▸ **RAW RECORDS**
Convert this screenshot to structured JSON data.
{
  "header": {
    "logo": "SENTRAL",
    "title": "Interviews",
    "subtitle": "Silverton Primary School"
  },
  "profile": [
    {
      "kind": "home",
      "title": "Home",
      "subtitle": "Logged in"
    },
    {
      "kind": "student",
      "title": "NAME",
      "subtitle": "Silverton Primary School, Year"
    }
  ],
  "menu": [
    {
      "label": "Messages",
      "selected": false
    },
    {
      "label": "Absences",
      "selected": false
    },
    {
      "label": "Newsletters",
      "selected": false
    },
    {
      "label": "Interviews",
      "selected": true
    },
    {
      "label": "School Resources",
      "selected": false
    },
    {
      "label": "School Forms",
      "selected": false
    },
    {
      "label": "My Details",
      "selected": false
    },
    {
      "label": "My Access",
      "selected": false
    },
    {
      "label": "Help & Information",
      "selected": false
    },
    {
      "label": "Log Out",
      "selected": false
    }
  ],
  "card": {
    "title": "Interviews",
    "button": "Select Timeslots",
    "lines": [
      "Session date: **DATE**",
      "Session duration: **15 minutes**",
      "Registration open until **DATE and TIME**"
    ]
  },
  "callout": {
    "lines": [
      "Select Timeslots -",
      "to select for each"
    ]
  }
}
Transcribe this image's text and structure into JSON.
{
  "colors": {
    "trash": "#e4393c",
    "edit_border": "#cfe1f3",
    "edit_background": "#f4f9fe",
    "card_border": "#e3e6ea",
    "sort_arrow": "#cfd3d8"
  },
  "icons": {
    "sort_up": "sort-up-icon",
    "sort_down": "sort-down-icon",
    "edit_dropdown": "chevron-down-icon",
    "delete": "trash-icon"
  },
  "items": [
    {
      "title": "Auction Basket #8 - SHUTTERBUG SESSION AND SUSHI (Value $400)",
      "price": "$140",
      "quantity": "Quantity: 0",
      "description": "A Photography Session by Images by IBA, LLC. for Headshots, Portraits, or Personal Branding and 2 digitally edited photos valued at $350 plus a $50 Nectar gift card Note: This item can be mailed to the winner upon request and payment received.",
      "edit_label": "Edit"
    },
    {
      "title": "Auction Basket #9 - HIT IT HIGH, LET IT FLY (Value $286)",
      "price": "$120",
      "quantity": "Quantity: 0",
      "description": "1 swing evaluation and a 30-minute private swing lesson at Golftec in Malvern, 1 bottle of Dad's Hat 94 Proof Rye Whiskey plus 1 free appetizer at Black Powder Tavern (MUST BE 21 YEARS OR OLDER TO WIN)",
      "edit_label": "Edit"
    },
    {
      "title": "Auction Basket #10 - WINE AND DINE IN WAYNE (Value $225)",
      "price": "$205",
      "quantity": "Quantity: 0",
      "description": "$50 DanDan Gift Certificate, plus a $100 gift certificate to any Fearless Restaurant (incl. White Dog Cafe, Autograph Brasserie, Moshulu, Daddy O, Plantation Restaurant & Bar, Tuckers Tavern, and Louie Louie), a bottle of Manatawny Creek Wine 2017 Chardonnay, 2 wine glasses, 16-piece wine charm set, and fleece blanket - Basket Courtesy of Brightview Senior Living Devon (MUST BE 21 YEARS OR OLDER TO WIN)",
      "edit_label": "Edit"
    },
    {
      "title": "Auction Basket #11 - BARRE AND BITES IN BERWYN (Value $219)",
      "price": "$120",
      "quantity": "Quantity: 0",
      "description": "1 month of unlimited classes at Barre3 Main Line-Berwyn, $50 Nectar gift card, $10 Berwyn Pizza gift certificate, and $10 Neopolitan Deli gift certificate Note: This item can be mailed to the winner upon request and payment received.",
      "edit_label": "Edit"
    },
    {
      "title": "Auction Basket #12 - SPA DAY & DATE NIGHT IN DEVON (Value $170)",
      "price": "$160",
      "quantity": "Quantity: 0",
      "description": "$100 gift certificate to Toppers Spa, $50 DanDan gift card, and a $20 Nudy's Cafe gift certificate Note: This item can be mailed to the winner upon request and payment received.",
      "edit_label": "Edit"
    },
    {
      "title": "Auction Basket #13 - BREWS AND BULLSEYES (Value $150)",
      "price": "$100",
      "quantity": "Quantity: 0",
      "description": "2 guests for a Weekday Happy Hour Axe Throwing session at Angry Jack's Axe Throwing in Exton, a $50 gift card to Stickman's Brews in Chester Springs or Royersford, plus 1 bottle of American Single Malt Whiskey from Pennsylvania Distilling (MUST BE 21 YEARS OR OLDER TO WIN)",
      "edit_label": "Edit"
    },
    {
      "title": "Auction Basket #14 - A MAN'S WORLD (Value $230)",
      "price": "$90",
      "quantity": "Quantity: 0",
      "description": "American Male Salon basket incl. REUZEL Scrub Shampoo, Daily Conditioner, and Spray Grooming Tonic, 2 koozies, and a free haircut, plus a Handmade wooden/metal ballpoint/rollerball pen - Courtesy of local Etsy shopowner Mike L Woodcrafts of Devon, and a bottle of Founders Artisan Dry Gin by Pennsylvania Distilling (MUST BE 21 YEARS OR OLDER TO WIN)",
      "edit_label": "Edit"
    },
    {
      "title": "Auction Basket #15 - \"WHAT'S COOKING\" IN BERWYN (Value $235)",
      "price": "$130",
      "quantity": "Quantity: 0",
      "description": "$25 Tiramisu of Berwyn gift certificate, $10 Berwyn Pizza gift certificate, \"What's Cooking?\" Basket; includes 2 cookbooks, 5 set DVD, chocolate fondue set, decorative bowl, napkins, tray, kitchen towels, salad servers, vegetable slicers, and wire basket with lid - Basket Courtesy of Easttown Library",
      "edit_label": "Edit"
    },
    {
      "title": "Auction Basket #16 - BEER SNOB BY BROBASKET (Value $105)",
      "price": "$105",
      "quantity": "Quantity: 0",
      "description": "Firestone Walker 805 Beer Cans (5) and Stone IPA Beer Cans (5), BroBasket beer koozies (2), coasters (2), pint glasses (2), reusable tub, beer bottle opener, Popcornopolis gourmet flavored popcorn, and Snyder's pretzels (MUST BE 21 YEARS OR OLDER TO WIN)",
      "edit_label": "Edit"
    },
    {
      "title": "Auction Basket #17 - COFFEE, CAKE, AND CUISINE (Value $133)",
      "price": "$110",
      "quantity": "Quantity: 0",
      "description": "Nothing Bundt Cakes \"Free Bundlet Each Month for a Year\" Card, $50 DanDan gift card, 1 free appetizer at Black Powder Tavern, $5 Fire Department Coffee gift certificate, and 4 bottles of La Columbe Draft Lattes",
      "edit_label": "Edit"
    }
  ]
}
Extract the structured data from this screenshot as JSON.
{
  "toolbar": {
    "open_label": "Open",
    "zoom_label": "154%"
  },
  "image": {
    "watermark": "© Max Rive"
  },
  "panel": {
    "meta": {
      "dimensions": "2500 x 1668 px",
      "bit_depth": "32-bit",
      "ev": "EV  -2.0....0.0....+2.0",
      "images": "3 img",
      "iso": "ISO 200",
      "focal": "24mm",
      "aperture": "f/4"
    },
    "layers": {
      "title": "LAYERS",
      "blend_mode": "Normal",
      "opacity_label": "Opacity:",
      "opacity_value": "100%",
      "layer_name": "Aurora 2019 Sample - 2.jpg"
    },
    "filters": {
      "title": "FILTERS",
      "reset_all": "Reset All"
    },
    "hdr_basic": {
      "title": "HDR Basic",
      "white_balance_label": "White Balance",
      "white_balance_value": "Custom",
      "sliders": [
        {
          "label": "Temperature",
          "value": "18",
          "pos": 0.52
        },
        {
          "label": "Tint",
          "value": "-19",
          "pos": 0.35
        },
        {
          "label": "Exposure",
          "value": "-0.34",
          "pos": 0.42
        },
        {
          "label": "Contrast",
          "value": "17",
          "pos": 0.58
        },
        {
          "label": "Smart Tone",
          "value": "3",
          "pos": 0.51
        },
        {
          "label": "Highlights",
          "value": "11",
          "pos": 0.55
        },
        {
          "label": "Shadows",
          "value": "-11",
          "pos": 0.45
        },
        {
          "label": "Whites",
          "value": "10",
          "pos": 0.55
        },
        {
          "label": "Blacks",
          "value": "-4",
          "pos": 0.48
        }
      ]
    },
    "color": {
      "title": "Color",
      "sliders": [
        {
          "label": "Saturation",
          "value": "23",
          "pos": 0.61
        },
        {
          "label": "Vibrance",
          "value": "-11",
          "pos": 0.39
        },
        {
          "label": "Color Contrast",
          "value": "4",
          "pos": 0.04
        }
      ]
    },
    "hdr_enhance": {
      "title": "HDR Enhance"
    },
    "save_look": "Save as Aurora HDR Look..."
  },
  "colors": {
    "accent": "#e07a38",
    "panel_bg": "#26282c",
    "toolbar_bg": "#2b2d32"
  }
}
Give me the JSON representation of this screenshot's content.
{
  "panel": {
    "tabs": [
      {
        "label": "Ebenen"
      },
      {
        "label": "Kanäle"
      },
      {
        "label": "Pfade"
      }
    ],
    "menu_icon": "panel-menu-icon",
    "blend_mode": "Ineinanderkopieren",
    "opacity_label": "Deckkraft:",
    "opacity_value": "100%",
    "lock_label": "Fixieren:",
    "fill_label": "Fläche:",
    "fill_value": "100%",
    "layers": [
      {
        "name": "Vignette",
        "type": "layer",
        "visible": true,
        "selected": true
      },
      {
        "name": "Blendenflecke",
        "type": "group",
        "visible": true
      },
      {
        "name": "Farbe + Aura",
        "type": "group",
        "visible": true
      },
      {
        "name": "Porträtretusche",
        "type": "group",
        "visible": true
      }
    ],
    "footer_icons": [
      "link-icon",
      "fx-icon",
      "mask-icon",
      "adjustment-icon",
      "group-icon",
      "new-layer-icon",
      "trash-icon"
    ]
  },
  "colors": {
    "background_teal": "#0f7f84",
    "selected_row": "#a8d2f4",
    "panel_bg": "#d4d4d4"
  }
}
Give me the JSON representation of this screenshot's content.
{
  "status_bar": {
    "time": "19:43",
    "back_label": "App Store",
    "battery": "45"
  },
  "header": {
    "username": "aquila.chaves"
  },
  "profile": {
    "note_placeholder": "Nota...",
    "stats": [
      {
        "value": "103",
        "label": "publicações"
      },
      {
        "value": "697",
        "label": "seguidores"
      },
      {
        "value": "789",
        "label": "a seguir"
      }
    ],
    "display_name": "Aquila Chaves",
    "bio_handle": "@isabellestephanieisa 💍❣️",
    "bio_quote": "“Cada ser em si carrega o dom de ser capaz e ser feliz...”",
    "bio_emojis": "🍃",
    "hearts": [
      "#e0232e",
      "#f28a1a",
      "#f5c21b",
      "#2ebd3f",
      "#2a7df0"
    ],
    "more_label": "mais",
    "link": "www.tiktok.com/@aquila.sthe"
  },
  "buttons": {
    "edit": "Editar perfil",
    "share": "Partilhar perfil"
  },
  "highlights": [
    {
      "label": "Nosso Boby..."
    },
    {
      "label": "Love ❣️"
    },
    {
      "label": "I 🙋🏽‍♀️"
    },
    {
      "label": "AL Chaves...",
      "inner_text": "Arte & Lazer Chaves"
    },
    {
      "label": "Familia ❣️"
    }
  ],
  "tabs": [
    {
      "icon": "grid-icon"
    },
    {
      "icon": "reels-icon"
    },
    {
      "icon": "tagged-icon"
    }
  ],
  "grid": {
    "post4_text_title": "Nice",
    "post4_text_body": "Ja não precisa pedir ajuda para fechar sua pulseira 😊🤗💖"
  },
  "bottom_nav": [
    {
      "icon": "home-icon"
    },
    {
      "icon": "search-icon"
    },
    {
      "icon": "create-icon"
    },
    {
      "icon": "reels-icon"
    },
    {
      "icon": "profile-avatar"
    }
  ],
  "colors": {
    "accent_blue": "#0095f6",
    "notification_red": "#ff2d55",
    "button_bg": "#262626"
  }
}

▸ **REQUIREMENT**
Using the listing above, locate the lines that hold "winner" and copy each one.

▸ **RESULT OF THIS TASK**
      "description": "A Photography Session by Images by IBA, LLC. for Headshots, Portraits, or Personal Branding and 2 digitally edited photos valued at $350 plus a $50 Nectar gift card Note: This item can be mailed to the winner upon request and payment received.",
      "description": "1 month of unlimited classes at Barre3 Main Line-Berwyn, $50 Nectar gift card, $10 Berwyn Pizza gift certificate, and $10 Neopolitan Deli gift certificate Note: This item can be mailed to the winner upon request and payment received.",
      "description": "$100 gift certificate to Toppers Spa, $50 DanDan gift card, and a $20 Nudy's Cafe gift certificate Note: This item can be mailed to the winner upon request and payment received.",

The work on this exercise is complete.